= What the task asks =
The answer must be every line from the entries below that contains "Macrophages".

--- The records ---

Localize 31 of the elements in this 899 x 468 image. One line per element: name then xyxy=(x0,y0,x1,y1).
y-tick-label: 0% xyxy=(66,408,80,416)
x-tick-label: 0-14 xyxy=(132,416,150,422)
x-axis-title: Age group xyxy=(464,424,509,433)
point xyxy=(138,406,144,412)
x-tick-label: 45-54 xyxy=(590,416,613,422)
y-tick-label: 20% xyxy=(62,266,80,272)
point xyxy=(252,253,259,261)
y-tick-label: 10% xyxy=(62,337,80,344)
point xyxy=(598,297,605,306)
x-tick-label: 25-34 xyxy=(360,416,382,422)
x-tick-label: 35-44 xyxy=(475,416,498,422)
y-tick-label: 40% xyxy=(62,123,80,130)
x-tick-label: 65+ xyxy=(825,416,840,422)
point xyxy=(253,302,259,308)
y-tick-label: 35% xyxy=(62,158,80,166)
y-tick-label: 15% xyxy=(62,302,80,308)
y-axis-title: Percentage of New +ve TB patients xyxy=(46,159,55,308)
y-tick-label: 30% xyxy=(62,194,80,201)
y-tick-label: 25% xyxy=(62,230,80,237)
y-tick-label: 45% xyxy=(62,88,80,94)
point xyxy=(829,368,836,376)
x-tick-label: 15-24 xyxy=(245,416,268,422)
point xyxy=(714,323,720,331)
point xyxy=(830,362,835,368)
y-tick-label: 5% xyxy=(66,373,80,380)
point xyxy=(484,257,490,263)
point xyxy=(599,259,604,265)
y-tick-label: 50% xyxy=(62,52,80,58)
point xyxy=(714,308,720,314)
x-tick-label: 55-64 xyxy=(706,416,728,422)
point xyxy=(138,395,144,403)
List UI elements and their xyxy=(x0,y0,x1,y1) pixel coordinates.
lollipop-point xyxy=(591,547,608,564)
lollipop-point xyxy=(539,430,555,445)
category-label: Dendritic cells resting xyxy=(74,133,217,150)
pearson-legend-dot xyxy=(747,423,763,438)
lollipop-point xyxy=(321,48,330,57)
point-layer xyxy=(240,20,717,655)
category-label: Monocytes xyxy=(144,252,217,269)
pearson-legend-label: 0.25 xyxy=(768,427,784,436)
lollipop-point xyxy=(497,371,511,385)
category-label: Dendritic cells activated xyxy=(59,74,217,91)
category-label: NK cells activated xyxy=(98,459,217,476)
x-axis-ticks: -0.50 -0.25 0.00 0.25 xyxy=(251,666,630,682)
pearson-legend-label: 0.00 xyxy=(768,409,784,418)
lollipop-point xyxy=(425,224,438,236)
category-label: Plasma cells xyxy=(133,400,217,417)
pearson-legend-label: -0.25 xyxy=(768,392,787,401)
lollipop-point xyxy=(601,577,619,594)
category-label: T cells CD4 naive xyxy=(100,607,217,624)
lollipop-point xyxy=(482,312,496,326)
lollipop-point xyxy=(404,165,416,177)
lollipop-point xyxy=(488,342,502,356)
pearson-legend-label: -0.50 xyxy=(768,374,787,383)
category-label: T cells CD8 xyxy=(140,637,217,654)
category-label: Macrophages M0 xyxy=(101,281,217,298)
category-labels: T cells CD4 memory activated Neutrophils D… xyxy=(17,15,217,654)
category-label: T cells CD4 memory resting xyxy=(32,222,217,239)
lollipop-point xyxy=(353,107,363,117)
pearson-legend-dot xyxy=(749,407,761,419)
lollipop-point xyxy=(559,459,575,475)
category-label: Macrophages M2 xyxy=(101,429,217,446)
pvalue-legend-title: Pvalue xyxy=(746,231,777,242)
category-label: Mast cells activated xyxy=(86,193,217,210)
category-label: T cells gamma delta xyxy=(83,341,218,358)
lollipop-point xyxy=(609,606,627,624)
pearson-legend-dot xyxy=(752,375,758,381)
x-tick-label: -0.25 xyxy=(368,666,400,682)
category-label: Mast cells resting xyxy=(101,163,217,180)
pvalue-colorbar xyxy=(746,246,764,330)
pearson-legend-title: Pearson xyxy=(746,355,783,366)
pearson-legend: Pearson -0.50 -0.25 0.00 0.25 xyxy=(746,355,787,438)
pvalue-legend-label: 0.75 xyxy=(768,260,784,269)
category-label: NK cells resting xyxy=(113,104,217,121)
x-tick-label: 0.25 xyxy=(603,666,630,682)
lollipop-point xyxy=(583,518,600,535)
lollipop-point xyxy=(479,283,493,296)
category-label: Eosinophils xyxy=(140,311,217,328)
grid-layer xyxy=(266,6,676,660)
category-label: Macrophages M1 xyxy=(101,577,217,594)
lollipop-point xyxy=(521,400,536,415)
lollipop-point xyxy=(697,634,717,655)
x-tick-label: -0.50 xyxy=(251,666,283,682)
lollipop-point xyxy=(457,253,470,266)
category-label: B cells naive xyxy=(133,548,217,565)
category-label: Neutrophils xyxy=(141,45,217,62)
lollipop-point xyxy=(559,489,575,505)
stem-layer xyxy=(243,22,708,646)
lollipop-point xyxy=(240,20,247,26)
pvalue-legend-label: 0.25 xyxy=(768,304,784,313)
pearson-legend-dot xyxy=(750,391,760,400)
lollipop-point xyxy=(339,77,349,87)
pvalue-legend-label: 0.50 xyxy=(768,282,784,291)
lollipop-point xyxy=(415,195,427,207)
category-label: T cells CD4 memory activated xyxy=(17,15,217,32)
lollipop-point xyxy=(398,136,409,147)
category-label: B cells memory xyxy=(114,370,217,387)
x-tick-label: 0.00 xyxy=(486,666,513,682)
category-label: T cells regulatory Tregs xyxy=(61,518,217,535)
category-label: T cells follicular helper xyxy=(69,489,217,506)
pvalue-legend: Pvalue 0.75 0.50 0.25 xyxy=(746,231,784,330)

---

= Result of this task =
category-label: Macrophages M0 xyxy=(101,281,217,298)
category-label: Macrophages M2 xyxy=(101,429,217,446)
category-label: Macrophages M1 xyxy=(101,577,217,594)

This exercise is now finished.